*Task objective:* Scan the data below for the string "xlabel". Copy every line where it appears.

Excerpts from a figure dataset
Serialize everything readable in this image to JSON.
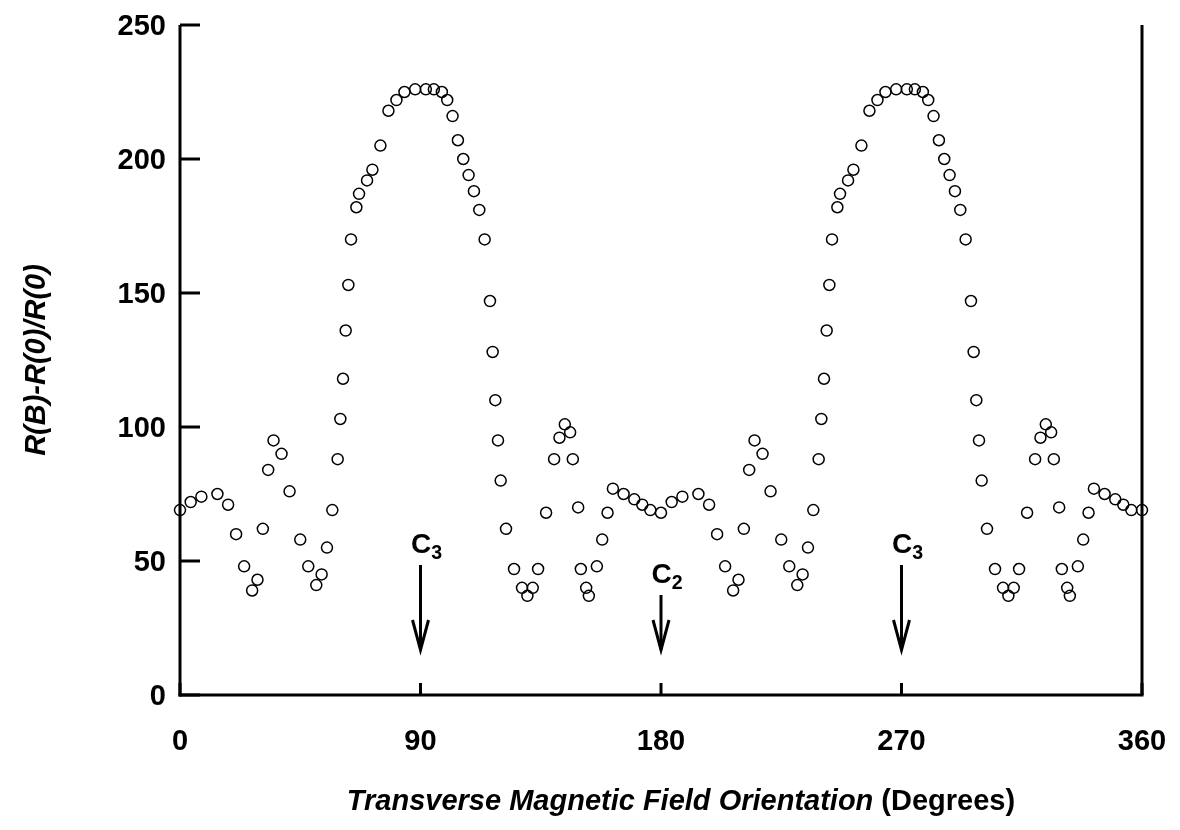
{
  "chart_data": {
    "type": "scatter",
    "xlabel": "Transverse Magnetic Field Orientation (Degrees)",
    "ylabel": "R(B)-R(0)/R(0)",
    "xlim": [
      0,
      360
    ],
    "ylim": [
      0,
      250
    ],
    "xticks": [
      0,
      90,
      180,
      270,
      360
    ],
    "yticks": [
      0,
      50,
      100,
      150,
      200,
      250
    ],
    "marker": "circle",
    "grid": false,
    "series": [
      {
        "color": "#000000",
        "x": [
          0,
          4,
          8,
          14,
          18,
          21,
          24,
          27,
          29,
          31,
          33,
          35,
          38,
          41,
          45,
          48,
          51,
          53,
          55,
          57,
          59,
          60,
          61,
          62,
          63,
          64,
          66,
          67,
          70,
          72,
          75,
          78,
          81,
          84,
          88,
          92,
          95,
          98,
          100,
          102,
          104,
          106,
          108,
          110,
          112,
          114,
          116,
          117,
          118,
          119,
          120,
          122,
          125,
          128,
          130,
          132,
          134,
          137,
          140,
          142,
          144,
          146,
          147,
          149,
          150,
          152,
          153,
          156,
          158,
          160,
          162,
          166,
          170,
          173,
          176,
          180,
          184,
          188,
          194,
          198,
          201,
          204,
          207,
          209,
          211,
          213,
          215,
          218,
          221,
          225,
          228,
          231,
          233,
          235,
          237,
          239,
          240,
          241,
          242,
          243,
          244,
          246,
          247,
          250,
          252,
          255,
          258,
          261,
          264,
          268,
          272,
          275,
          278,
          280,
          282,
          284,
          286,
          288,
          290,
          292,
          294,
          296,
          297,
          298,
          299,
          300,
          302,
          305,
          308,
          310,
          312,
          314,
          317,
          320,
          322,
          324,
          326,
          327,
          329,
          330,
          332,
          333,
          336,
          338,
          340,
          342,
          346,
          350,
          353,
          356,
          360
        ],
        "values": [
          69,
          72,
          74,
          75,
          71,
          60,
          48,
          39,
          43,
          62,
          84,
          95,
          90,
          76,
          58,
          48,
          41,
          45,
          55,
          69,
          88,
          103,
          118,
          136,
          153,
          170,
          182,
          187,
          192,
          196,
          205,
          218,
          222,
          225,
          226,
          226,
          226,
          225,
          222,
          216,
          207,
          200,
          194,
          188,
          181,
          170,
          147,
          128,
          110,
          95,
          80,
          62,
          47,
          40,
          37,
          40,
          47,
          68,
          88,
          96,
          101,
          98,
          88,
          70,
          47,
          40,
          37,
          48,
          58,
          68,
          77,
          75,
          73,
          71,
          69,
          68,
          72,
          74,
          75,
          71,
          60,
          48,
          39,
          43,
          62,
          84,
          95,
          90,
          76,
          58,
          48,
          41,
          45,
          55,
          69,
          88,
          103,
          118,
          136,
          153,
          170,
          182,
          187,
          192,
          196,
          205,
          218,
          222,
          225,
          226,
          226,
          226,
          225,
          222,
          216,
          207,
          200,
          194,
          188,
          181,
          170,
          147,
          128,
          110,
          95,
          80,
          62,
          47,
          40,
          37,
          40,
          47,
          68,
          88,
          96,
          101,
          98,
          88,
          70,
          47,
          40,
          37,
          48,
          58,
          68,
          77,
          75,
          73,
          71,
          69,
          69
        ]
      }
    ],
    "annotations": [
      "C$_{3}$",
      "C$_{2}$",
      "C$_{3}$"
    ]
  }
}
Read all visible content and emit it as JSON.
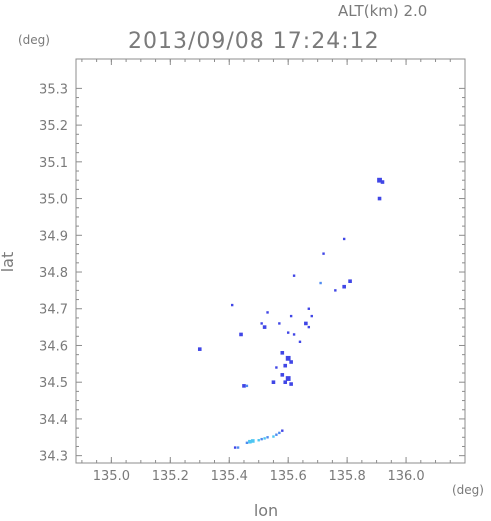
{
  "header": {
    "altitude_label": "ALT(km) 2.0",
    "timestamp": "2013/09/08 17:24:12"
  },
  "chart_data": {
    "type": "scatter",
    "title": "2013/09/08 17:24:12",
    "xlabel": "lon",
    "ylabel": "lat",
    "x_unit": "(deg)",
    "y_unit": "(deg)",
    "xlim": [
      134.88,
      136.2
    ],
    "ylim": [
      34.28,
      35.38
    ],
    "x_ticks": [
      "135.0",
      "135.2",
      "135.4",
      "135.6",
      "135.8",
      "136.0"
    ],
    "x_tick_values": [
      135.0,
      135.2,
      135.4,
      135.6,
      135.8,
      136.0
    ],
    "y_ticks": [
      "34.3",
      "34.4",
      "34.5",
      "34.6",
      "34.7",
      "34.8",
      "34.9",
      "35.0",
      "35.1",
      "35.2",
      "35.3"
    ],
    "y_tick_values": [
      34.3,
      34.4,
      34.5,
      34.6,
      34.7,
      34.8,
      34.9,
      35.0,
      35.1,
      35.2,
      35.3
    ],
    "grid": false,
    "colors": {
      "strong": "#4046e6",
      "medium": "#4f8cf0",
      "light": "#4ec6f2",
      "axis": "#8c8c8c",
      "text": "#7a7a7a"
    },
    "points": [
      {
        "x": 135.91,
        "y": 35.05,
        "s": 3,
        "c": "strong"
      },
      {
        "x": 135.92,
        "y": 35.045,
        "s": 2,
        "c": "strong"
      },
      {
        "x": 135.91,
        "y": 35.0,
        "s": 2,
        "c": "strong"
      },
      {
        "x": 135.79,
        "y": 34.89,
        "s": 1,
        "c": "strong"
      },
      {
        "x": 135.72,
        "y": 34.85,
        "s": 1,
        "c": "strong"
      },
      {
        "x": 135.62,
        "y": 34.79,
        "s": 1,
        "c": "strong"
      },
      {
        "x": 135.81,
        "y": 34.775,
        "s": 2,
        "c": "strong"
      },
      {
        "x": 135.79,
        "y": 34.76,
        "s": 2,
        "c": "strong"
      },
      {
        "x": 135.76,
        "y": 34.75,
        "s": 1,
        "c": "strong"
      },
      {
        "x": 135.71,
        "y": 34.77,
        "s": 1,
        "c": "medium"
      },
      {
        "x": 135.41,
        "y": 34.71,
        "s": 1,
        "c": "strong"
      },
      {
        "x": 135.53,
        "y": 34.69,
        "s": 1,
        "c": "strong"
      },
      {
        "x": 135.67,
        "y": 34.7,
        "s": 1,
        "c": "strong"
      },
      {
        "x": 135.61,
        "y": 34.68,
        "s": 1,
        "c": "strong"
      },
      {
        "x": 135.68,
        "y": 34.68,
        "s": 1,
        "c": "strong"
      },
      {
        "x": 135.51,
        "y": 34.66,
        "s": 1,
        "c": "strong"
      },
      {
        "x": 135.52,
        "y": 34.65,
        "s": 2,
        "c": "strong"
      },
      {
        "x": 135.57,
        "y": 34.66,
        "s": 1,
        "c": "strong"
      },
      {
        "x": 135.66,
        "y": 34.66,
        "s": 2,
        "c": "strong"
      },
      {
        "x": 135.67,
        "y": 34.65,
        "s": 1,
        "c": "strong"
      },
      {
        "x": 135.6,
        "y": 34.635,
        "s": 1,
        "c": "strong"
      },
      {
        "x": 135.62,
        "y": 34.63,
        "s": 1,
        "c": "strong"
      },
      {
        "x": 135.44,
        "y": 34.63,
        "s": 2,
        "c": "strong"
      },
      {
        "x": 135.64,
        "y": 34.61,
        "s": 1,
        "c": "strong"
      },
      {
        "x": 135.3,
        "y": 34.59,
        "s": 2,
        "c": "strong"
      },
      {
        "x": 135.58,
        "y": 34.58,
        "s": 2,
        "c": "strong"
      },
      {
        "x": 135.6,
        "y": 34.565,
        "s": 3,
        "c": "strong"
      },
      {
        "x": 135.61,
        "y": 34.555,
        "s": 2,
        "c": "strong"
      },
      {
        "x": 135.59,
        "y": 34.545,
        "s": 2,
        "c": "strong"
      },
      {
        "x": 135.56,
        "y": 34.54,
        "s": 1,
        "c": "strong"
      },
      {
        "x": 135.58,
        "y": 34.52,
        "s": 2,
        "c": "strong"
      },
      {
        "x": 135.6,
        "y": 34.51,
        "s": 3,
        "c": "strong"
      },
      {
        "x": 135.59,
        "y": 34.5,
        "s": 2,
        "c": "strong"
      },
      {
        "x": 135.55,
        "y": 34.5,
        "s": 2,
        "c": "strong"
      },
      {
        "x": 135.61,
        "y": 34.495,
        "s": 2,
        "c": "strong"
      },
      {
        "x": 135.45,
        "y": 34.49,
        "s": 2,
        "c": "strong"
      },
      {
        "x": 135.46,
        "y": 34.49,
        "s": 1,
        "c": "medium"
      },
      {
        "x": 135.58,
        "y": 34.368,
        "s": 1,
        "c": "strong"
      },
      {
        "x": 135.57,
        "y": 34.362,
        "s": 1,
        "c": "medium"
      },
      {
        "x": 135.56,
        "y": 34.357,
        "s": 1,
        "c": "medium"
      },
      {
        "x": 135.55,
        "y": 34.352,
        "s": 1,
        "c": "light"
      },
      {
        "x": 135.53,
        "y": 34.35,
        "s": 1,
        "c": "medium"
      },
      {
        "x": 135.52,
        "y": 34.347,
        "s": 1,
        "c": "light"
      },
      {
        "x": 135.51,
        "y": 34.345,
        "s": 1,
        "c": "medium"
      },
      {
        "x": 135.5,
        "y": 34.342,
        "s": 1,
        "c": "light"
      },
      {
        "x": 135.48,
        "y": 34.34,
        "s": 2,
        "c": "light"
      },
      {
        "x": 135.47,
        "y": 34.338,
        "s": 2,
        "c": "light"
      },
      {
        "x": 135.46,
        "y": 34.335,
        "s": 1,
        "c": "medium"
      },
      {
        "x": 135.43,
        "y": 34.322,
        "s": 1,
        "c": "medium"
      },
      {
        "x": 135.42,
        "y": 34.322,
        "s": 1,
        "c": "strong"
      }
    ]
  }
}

*Result of the task:*
    "xlabel": "Transverse Magnetic Field Orientation (Degrees)",
    "xlabel": "lon",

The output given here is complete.